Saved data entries
.....

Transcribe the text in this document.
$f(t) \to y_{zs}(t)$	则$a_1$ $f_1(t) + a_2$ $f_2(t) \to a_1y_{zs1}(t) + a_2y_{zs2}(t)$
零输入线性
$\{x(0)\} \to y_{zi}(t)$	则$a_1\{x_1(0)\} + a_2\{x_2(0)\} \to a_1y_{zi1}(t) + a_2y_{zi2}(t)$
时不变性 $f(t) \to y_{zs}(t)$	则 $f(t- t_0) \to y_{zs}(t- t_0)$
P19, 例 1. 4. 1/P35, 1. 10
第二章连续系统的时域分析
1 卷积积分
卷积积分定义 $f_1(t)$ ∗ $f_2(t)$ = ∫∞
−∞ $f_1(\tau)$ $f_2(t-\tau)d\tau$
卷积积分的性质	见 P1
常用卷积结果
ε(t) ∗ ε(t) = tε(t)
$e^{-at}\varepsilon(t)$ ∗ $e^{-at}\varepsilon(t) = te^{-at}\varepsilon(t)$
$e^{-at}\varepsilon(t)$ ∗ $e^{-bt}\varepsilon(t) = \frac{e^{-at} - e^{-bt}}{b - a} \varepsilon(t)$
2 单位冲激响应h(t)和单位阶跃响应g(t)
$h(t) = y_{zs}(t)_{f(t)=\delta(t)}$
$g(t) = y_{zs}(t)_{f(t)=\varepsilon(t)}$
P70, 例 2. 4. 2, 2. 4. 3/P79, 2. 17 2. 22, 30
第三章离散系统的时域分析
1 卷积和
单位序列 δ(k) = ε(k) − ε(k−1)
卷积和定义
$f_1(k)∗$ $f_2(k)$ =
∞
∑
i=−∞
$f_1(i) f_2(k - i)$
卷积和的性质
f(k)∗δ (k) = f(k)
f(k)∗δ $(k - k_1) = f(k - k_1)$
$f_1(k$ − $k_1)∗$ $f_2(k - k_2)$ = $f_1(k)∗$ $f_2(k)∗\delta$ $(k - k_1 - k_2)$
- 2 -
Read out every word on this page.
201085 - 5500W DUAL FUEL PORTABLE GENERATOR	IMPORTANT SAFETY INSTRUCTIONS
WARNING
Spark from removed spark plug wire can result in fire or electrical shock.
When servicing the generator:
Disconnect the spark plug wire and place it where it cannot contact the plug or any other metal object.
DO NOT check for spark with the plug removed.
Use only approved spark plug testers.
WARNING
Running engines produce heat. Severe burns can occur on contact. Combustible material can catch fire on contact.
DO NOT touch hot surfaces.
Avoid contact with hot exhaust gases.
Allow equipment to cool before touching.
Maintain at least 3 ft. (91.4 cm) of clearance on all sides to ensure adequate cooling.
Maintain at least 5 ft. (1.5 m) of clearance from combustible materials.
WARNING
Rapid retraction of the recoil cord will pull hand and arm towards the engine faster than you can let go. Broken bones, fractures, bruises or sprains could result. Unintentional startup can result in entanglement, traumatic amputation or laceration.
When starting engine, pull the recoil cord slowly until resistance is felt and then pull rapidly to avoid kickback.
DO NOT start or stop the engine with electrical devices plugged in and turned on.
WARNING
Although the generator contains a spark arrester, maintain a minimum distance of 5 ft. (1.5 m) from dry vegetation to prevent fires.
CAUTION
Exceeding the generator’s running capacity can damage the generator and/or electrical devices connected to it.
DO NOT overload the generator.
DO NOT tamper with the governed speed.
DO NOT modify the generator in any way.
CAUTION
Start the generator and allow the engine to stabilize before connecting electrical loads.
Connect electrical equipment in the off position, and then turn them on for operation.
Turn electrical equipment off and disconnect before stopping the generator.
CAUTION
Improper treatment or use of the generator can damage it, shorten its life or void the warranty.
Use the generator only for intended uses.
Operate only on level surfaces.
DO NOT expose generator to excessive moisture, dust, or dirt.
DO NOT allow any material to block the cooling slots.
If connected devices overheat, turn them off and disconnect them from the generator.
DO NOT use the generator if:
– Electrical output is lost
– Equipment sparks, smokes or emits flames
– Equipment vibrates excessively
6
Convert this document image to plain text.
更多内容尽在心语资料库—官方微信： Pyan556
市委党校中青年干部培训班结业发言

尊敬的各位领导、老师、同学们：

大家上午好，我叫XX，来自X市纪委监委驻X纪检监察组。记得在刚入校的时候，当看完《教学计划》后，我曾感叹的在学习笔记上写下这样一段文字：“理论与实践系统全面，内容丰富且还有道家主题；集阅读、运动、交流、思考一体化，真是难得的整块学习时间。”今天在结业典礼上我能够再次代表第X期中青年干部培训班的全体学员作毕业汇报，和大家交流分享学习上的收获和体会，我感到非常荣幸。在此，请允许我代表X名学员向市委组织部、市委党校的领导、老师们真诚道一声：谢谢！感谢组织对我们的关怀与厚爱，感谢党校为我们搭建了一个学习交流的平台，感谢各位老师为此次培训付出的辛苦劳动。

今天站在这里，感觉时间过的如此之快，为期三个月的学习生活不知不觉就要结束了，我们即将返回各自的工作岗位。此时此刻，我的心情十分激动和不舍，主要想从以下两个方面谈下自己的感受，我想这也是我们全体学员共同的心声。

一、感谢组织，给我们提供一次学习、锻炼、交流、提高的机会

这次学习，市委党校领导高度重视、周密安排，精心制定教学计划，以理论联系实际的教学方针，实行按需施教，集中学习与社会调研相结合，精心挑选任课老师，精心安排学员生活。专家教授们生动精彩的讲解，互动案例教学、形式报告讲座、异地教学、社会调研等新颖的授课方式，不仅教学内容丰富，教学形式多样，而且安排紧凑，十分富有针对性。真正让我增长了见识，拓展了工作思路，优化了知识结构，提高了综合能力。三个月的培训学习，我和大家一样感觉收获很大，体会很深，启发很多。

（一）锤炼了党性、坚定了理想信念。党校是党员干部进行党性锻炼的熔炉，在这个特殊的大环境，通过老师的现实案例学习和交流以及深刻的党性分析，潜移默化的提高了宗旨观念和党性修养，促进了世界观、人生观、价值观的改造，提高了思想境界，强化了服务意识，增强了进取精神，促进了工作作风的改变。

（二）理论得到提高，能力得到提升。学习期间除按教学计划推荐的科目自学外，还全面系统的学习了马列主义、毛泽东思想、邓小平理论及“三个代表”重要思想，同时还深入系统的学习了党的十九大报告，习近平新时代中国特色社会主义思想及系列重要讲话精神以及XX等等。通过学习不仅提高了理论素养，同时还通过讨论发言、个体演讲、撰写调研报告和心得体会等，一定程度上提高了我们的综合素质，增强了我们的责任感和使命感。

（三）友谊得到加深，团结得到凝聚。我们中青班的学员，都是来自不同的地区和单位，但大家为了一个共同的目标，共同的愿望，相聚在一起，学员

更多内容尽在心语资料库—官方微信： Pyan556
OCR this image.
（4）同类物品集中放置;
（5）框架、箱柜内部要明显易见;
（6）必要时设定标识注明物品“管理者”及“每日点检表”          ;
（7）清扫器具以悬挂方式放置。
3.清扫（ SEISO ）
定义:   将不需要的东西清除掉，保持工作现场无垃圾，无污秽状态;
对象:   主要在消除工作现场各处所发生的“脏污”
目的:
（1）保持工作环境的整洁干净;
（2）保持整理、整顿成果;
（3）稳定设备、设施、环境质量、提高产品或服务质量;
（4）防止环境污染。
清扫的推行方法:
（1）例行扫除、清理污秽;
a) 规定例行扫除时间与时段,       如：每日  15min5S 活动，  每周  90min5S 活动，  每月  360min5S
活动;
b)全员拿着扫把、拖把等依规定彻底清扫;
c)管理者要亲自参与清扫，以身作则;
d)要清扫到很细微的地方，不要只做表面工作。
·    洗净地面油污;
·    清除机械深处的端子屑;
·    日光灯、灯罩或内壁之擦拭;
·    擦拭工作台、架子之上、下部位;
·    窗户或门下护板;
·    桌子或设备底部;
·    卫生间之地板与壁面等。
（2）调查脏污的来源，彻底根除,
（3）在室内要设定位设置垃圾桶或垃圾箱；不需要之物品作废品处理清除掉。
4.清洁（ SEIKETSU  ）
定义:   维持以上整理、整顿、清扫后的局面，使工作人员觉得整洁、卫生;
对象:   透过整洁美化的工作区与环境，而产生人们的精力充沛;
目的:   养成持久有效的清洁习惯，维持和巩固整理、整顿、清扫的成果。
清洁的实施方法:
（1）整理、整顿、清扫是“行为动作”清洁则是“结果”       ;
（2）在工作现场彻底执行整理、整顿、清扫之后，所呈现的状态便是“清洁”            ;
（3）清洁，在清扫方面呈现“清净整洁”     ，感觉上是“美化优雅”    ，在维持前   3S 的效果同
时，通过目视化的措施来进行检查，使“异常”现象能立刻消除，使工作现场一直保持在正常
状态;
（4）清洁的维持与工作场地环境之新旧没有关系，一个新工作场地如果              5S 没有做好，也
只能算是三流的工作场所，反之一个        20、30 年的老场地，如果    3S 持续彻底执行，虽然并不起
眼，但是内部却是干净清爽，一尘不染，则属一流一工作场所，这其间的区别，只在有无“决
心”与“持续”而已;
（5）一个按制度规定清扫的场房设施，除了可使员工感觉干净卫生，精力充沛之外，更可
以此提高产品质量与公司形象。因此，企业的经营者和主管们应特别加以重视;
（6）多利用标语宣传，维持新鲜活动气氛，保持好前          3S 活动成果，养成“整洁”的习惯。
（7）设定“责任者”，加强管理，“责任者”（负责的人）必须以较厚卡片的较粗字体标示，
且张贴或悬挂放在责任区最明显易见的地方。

.....

• **What this task involves**
Each line holding the word "removed" counts once; report the total and nothing else.

• **Response for this exercise**
2